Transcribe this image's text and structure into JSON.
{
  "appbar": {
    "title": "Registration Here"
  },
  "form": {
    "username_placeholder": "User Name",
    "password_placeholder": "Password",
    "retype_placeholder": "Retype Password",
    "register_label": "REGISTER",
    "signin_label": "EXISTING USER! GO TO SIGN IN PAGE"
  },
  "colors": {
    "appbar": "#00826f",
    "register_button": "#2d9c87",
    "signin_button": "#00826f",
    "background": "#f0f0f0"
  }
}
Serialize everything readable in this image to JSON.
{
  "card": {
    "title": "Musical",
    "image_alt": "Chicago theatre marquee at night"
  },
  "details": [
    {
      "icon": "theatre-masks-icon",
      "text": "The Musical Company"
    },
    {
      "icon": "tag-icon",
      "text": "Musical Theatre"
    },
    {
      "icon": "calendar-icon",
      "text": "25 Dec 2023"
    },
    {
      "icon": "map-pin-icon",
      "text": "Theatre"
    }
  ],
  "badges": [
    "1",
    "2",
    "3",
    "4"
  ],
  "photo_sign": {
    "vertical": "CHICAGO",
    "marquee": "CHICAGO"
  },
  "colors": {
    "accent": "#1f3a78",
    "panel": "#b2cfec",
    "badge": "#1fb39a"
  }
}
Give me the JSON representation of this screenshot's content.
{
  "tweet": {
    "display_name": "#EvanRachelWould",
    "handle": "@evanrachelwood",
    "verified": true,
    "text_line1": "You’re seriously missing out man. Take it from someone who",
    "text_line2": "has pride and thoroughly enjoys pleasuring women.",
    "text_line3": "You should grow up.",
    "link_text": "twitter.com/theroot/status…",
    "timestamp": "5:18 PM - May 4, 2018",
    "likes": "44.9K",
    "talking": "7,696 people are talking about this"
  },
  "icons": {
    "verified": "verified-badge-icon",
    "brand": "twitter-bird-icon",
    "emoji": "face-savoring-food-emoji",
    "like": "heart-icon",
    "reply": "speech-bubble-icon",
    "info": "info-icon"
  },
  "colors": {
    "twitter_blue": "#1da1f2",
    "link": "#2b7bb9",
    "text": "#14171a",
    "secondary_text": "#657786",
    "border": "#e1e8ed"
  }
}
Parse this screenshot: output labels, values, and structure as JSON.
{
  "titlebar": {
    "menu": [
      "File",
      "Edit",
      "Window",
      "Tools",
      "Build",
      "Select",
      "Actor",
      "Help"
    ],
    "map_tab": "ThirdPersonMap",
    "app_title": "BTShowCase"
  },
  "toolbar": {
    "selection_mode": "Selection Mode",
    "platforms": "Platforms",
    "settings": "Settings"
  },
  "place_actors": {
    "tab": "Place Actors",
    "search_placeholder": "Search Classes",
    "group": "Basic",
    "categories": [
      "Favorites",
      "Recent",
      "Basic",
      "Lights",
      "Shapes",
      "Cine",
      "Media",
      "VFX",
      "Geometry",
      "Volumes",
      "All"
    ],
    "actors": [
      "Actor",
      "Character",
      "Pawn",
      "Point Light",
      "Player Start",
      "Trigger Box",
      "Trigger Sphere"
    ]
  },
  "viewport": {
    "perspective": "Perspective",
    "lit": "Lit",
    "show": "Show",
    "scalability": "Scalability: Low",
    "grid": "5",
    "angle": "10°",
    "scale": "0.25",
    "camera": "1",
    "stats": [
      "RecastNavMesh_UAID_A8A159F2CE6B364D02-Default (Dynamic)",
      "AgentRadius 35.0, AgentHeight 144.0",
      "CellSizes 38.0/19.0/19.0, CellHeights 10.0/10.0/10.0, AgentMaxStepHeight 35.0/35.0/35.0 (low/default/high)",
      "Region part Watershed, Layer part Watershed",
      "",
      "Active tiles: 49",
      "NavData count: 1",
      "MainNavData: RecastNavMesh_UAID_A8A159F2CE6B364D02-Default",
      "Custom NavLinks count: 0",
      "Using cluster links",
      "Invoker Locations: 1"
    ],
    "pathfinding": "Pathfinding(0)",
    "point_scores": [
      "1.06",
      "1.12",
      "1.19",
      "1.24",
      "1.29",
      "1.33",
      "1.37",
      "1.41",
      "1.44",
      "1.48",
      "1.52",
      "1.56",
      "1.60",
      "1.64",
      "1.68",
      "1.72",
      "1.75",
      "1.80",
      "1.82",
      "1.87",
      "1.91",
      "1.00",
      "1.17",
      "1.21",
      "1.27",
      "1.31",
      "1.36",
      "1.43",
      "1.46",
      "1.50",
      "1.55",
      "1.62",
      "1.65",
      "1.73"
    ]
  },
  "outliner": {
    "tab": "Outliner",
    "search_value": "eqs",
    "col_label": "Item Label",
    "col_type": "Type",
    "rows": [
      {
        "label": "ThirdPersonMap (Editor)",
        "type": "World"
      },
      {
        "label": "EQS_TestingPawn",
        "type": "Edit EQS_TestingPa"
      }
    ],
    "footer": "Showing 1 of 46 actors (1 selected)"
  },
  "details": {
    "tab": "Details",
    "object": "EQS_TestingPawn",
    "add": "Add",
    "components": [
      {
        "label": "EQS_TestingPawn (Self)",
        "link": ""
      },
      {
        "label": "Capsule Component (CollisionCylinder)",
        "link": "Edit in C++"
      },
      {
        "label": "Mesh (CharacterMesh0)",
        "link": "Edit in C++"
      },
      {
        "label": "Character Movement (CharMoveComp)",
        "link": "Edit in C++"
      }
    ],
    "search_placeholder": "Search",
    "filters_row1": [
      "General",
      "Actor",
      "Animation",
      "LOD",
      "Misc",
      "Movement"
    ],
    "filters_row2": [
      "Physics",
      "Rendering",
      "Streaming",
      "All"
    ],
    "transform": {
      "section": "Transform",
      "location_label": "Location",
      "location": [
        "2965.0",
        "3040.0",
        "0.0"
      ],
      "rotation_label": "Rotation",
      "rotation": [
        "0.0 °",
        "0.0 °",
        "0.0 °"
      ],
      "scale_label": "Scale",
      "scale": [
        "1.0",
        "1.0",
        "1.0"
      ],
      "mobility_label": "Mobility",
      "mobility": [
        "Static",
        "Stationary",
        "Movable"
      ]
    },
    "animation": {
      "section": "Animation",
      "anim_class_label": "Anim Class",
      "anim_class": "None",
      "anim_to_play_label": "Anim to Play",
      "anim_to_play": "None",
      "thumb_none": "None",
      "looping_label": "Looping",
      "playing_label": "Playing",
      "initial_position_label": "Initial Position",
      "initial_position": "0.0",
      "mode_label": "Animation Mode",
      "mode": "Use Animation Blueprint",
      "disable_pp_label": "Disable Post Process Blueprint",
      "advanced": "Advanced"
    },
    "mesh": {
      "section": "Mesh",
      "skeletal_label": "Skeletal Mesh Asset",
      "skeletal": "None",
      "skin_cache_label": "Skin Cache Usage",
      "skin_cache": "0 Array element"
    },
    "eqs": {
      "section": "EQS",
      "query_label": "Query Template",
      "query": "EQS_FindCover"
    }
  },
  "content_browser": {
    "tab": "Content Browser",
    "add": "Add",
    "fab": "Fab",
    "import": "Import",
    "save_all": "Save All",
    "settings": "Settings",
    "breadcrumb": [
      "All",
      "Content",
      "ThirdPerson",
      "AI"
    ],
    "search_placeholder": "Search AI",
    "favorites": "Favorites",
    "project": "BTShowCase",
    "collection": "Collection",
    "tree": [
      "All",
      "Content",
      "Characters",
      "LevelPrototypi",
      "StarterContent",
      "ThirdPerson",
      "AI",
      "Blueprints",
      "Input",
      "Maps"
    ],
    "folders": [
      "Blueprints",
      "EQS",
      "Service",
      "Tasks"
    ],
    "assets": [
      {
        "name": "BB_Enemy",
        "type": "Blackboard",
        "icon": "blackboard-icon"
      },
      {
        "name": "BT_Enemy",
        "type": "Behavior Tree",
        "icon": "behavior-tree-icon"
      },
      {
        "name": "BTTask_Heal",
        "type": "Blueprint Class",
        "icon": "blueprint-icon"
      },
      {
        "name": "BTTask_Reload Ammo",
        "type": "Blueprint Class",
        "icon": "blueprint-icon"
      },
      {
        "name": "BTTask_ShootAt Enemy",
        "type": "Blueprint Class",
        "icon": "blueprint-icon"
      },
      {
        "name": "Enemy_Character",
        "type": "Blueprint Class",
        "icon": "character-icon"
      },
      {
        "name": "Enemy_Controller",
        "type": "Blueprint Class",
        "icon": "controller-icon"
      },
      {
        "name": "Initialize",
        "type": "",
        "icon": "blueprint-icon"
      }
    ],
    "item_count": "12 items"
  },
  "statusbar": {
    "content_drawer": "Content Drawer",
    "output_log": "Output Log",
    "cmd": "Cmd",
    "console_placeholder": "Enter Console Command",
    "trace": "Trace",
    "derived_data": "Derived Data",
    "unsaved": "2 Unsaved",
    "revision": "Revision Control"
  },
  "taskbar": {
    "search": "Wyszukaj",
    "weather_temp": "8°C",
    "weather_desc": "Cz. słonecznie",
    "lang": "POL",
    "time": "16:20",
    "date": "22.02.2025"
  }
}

--*--

## Task to complete
Return every line containing "marquee".

## Solution to this exercise
    "image_alt": "Chicago theatre marquee at night"
    "marquee": "CHICAGO"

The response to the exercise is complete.